> Exercise requirements
Reproduce every line of these entries word for word, omitting the picture placeholders.
##### Exercise inputs #####
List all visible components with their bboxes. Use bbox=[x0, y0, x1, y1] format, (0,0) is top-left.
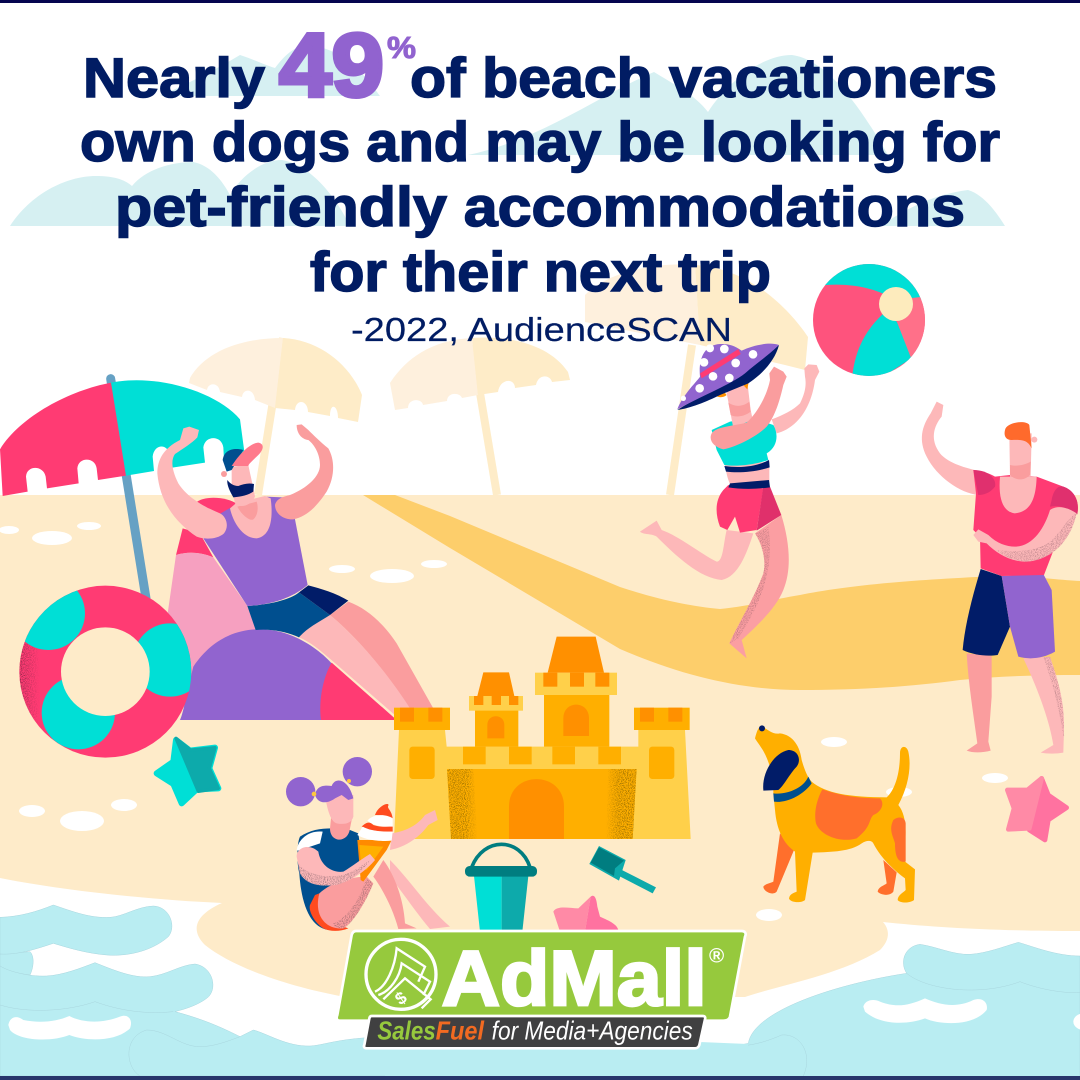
toy shovel bbox=[589, 846, 656, 893]
white wave right bbox=[863, 998, 987, 1023]
top border bar bbox=[0, 0, 1080, 3]
dog body bbox=[755, 726, 915, 902]
title line 1 start: Nearly bbox=[83, 46, 265, 109]
dog bbox=[755, 725, 915, 902]
man legs bbox=[299, 602, 433, 717]
bent arm bbox=[973, 507, 1077, 562]
wall crenels bbox=[463, 747, 621, 764]
man head bbox=[221, 443, 263, 506]
sun hat bbox=[677, 344, 779, 410]
circular money icon bbox=[366, 939, 436, 1009]
far arm bbox=[390, 810, 438, 850]
dog ear bbox=[763, 750, 799, 791]
sand castle bbox=[394, 637, 691, 839]
white wave left bbox=[8, 1016, 131, 1040]
man on beanbag scene bbox=[0, 379, 433, 803]
darker sand path bbox=[363, 495, 1080, 690]
back leg bbox=[640, 521, 753, 580]
neck and chest bbox=[330, 818, 352, 840]
neck and face bbox=[726, 377, 753, 428]
ocean right waves bbox=[740, 942, 1080, 1077]
near arm bbox=[297, 847, 375, 886]
big number 49 percent: 49 bbox=[279, 16, 384, 116]
dog collar bbox=[773, 777, 812, 802]
bucket bbox=[465, 844, 537, 932]
jumping woman bbox=[640, 344, 819, 658]
head and neck bbox=[1005, 422, 1037, 479]
pale background umbrella 3 bbox=[585, 264, 808, 495]
man shorts bbox=[247, 585, 348, 637]
AdMall logo bbox=[337, 931, 746, 1048]
shirt bbox=[973, 470, 1078, 576]
small center tower bbox=[469, 672, 523, 747]
dog nose bbox=[759, 725, 765, 731]
far arm bbox=[772, 364, 819, 433]
title bbox=[80, 16, 1000, 348]
title line 3: pet-friendly accommodations bbox=[115, 175, 965, 238]
left tower bbox=[394, 708, 450, 779]
shorts bbox=[963, 569, 1055, 658]
beach ball bbox=[813, 264, 925, 376]
shorts bbox=[717, 480, 781, 533]
front leg bbox=[729, 515, 789, 658]
pale background umbrella 2 bbox=[390, 337, 570, 495]
title line 2: own dogs and may be looking for bbox=[80, 110, 1000, 173]
top bbox=[712, 418, 777, 472]
sand beach bbox=[0, 495, 1080, 997]
man raised arm right bbox=[275, 424, 333, 519]
title line 1 end: of beach vacationers bbox=[410, 46, 997, 109]
man chest and neck bbox=[230, 496, 272, 538]
far leg bbox=[373, 860, 450, 929]
dog back legs bbox=[763, 833, 897, 895]
swimsuit bbox=[297, 828, 363, 930]
SalesFuel tagline: for Media+Agencies bbox=[492, 1015, 693, 1045]
SalesFuel tagline bbox=[377, 1015, 693, 1045]
hair bbox=[286, 757, 372, 806]
legs bbox=[967, 653, 1064, 754]
chest bbox=[1000, 477, 1037, 513]
bottom border bar bbox=[0, 1076, 1080, 1080]
castle main wall with gate bbox=[447, 769, 637, 839]
dark tagline bar bbox=[364, 1016, 705, 1048]
beach umbrella bbox=[0, 379, 245, 598]
hair ties bbox=[312, 779, 351, 796]
teal starfish bbox=[157, 738, 218, 803]
ocean bottom band bbox=[385, 1037, 748, 1076]
thigh bbox=[318, 877, 373, 928]
orange shorts bbox=[310, 893, 348, 931]
beanbag bbox=[168, 498, 415, 720]
dog spots bbox=[815, 789, 906, 862]
SalesFuel tagline: Sales bbox=[377, 1015, 436, 1045]
face bbox=[325, 795, 353, 824]
registered mark: ® bbox=[709, 945, 724, 968]
waist bbox=[725, 462, 769, 484]
right tower bbox=[634, 708, 690, 779]
green badge bbox=[337, 931, 746, 1021]
swim ring bbox=[19, 586, 192, 758]
sand pebbles bbox=[0, 522, 1008, 921]
AdMall wordmark: AdMall bbox=[442, 934, 707, 1022]
pink starfish bbox=[1007, 778, 1067, 840]
standing man bbox=[922, 402, 1078, 754]
white wave edge bbox=[1073, 1013, 1080, 1030]
big number 49 percent: % bbox=[387, 30, 416, 65]
raised arm bbox=[922, 402, 987, 495]
source line: -2022, AudienceSCAN bbox=[351, 311, 732, 348]
white sleeve bbox=[297, 831, 323, 851]
man tank top bbox=[203, 497, 308, 606]
background mountains bbox=[10, 45, 1005, 226]
castle walls bbox=[394, 730, 691, 839]
near arm bbox=[711, 367, 787, 449]
SalesFuel tagline: Fuel bbox=[436, 1015, 485, 1045]
pale background umbrella 1 bbox=[189, 338, 362, 495]
circular money icon: $ bbox=[391, 987, 411, 1009]
small pink starfish bbox=[553, 896, 618, 932]
title line 4: for their next trip bbox=[310, 240, 771, 303]
girl with ice cream bbox=[286, 757, 450, 931]
tall center tower bbox=[535, 637, 617, 747]
ocean left waves bbox=[0, 905, 400, 1076]
man raised arm left bbox=[157, 427, 227, 539]
ice cream bbox=[357, 804, 393, 882]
#####
> Finished exercise
List all visible components with their bboxes. Use bbox=[x0, y0, x1, y1] format, (0,0) is top-left.
toy shovel bbox=[589, 846, 656, 893]
white wave right bbox=[863, 998, 987, 1023]
top border bar bbox=[0, 0, 1080, 3]
dog body bbox=[755, 726, 915, 902]
title line 1 start: Nearly bbox=[83, 46, 265, 109]
dog bbox=[755, 725, 915, 902]
man legs bbox=[299, 602, 433, 717]
bent arm bbox=[973, 507, 1077, 562]
wall crenels bbox=[463, 747, 621, 764]
man head bbox=[221, 443, 263, 506]
sun hat bbox=[677, 344, 779, 410]
circular money icon bbox=[366, 939, 436, 1009]
far arm bbox=[390, 810, 438, 850]
dog ear bbox=[763, 750, 799, 791]
sand castle bbox=[394, 637, 691, 839]
white wave left bbox=[8, 1016, 131, 1040]
man on beanbag scene bbox=[0, 379, 433, 803]
darker sand path bbox=[363, 495, 1080, 690]
back leg bbox=[640, 521, 753, 580]
neck and chest bbox=[330, 818, 352, 840]
neck and face bbox=[726, 377, 753, 428]
ocean right waves bbox=[740, 942, 1080, 1077]
near arm bbox=[297, 847, 375, 886]
big number 49 percent: 49 bbox=[279, 16, 384, 116]
dog collar bbox=[773, 777, 812, 802]
bucket bbox=[465, 844, 537, 932]
jumping woman bbox=[640, 344, 819, 658]
head and neck bbox=[1005, 422, 1037, 479]
pale background umbrella 3 bbox=[585, 264, 808, 495]
man shorts bbox=[247, 585, 348, 637]
AdMall logo bbox=[337, 931, 746, 1048]
shirt bbox=[973, 470, 1078, 576]
small center tower bbox=[469, 672, 523, 747]
dog nose bbox=[759, 725, 765, 731]
far arm bbox=[772, 364, 819, 433]
title bbox=[80, 16, 1000, 348]
title line 3: pet-friendly accommodations bbox=[115, 175, 965, 238]
left tower bbox=[394, 708, 450, 779]
shorts bbox=[963, 569, 1055, 658]
beach ball bbox=[813, 264, 925, 376]
shorts bbox=[717, 480, 781, 533]
front leg bbox=[729, 515, 789, 658]
pale background umbrella 2 bbox=[390, 337, 570, 495]
title line 2: own dogs and may be looking for bbox=[80, 110, 1000, 173]
top bbox=[712, 418, 777, 472]
sand beach bbox=[0, 495, 1080, 997]
man raised arm right bbox=[275, 424, 333, 519]
title line 1 end: of beach vacationers bbox=[410, 46, 997, 109]
man chest and neck bbox=[230, 496, 272, 538]
far leg bbox=[373, 860, 450, 929]
dog back legs bbox=[763, 833, 897, 895]
swimsuit bbox=[297, 828, 363, 930]
SalesFuel tagline: for Media+Agencies bbox=[492, 1015, 693, 1045]
SalesFuel tagline bbox=[377, 1015, 693, 1045]
hair bbox=[286, 757, 372, 806]
legs bbox=[967, 653, 1064, 754]
chest bbox=[1000, 477, 1037, 513]
bottom border bar bbox=[0, 1076, 1080, 1080]
castle main wall with gate bbox=[447, 769, 637, 839]
dark tagline bar bbox=[364, 1016, 705, 1048]
beach umbrella bbox=[0, 379, 245, 598]
hair ties bbox=[312, 779, 351, 796]
teal starfish bbox=[157, 738, 218, 803]
ocean bottom band bbox=[385, 1037, 748, 1076]
thigh bbox=[318, 877, 373, 928]
orange shorts bbox=[310, 893, 348, 931]
beanbag bbox=[168, 498, 415, 720]
dog spots bbox=[815, 789, 906, 862]
SalesFuel tagline: Sales bbox=[377, 1015, 436, 1045]
face bbox=[325, 795, 353, 824]
registered mark: ® bbox=[709, 945, 724, 968]
waist bbox=[725, 462, 769, 484]
right tower bbox=[634, 708, 690, 779]
green badge bbox=[337, 931, 746, 1021]
swim ring bbox=[19, 586, 192, 758]
sand pebbles bbox=[0, 522, 1008, 921]
AdMall wordmark: AdMall bbox=[442, 934, 707, 1022]
pink starfish bbox=[1007, 778, 1067, 840]
standing man bbox=[922, 402, 1078, 754]
white wave edge bbox=[1073, 1013, 1080, 1030]
big number 49 percent: % bbox=[387, 30, 416, 65]
raised arm bbox=[922, 402, 987, 495]
source line: -2022, AudienceSCAN bbox=[351, 311, 732, 348]
white sleeve bbox=[297, 831, 323, 851]
man tank top bbox=[203, 497, 308, 606]
background mountains bbox=[10, 45, 1005, 226]
castle walls bbox=[394, 730, 691, 839]
near arm bbox=[711, 367, 787, 449]
SalesFuel tagline: Fuel bbox=[436, 1015, 485, 1045]
pale background umbrella 1 bbox=[189, 338, 362, 495]
circular money icon: $ bbox=[391, 987, 411, 1009]
small pink starfish bbox=[553, 896, 618, 932]
title line 4: for their next trip bbox=[310, 240, 771, 303]
girl with ice cream bbox=[286, 757, 450, 931]
tall center tower bbox=[535, 637, 617, 747]
ocean left waves bbox=[0, 905, 400, 1076]
man raised arm left bbox=[157, 427, 227, 539]
ice cream bbox=[357, 804, 393, 882]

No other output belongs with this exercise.